§ The request
Gather every line of the material below that contains the string "field", treating uppercase and lowercase as different.

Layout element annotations
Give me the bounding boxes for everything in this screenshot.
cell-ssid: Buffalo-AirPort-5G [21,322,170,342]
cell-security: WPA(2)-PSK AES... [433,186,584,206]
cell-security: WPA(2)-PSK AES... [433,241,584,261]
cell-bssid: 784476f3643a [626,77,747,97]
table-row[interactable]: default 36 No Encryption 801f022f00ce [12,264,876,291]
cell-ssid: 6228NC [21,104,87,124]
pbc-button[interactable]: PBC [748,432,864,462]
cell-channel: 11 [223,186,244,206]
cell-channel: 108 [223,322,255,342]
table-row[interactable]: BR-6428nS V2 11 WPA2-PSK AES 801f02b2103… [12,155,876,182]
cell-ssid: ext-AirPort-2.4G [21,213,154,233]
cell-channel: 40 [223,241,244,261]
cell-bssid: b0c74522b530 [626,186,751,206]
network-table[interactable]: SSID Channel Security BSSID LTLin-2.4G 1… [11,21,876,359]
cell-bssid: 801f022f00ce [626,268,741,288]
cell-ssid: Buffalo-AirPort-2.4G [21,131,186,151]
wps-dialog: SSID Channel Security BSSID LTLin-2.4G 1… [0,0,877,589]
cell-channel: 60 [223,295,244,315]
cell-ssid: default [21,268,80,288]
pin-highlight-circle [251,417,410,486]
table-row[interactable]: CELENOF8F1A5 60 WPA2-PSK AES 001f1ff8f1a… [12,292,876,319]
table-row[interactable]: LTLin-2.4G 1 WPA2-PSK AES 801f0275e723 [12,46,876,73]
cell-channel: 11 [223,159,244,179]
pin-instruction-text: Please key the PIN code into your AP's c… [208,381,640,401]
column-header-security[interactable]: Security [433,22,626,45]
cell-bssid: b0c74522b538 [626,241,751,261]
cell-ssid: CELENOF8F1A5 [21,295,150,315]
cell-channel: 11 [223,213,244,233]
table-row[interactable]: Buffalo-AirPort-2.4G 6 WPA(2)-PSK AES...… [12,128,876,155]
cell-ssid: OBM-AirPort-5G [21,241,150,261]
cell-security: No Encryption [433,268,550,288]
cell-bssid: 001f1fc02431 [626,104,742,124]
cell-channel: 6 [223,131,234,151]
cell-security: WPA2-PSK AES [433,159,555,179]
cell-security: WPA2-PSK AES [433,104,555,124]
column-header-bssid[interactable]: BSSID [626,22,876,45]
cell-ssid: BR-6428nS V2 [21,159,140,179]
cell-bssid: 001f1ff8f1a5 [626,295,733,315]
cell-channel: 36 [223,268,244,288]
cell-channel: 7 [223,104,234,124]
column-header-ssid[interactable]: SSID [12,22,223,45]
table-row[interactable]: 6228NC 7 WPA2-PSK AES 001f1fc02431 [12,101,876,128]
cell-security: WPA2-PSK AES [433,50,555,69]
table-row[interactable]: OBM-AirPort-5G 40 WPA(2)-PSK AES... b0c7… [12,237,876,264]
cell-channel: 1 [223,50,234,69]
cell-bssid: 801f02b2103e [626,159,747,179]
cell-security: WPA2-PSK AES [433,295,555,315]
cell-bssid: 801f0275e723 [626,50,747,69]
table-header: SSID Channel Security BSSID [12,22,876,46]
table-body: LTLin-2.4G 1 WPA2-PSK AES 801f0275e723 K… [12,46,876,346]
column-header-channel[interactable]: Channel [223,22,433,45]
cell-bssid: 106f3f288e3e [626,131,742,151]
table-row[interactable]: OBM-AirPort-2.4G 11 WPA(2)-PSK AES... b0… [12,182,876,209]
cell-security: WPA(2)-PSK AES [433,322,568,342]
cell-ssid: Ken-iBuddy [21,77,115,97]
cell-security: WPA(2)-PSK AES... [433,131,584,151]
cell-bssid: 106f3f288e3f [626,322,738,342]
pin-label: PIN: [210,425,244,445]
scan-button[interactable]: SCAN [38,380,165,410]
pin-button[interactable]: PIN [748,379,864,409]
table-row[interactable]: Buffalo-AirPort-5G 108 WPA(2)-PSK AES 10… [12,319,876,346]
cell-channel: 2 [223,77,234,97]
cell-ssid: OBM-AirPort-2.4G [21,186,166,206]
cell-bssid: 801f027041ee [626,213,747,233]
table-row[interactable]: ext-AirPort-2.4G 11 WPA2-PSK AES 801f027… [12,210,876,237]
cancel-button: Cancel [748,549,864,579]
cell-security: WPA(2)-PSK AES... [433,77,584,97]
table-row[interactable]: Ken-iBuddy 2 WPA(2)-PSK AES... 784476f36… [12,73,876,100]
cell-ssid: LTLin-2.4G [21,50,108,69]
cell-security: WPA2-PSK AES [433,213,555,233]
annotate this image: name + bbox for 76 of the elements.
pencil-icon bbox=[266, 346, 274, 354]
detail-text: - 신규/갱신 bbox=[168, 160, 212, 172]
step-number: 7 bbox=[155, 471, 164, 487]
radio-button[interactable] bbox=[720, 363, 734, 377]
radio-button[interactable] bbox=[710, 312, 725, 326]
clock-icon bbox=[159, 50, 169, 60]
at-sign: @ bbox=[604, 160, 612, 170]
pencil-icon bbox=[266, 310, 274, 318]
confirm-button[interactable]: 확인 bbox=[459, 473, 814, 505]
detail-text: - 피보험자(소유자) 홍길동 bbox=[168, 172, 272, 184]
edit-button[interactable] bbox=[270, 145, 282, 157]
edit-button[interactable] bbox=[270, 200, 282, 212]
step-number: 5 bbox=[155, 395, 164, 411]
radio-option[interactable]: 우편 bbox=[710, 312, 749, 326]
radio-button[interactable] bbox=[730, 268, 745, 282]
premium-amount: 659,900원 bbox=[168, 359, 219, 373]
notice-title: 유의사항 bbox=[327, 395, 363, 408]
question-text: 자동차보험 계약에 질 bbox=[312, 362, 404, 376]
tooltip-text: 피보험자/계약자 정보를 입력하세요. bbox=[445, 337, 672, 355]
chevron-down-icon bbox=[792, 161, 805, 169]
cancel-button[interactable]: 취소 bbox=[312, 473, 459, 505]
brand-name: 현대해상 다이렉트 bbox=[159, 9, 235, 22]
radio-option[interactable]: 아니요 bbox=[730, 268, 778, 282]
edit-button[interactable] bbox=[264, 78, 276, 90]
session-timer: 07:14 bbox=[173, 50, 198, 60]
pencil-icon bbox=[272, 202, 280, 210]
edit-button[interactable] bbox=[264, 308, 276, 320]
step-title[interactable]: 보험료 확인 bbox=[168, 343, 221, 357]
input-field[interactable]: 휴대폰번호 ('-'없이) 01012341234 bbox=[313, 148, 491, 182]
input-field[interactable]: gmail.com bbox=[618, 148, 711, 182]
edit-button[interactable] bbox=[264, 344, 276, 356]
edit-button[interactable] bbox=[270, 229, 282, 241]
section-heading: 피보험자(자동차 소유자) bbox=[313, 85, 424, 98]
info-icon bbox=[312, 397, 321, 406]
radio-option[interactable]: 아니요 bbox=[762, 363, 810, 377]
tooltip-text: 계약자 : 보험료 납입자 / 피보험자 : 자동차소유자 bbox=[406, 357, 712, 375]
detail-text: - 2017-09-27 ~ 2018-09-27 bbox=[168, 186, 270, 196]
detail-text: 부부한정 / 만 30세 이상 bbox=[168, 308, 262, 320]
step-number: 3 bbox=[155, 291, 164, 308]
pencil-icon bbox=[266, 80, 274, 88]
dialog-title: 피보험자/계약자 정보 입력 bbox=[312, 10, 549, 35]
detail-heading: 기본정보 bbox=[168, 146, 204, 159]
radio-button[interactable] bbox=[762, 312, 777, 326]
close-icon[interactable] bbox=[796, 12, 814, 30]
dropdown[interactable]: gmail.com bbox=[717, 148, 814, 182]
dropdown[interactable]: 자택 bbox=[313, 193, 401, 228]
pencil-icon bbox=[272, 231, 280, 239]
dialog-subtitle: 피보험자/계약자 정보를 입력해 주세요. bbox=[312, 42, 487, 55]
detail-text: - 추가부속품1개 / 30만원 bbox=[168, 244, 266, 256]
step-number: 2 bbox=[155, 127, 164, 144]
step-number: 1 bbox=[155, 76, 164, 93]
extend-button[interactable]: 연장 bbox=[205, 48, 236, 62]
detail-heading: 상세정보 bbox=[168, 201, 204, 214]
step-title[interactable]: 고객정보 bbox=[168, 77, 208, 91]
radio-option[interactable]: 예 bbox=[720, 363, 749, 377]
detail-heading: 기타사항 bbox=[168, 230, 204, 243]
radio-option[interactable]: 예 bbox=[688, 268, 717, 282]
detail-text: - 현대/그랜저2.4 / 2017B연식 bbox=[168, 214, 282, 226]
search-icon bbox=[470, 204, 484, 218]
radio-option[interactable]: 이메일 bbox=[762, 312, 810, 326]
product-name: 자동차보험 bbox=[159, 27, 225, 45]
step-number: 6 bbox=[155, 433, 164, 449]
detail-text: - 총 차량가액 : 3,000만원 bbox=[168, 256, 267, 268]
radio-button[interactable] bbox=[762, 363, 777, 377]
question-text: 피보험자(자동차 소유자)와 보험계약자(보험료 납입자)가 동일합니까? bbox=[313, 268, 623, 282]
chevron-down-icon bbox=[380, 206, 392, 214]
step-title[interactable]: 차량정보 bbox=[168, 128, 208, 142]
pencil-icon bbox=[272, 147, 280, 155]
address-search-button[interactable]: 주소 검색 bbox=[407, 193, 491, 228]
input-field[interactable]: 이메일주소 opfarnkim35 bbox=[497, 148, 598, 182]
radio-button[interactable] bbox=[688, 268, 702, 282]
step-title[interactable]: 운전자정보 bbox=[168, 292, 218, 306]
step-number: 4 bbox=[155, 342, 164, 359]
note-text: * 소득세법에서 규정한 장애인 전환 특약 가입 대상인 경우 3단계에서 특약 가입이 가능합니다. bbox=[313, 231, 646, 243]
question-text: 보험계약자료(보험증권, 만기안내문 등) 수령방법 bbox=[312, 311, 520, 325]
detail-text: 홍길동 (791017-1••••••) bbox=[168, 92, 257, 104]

§ Answer for the task
input-field[interactable]: 휴대폰번호 ('-'없이) 01012341234 bbox=[313, 148, 491, 182]
input-field[interactable]: gmail.com bbox=[618, 148, 711, 182]
input-field[interactable]: 이메일주소 opfarnkim35 bbox=[497, 148, 598, 182]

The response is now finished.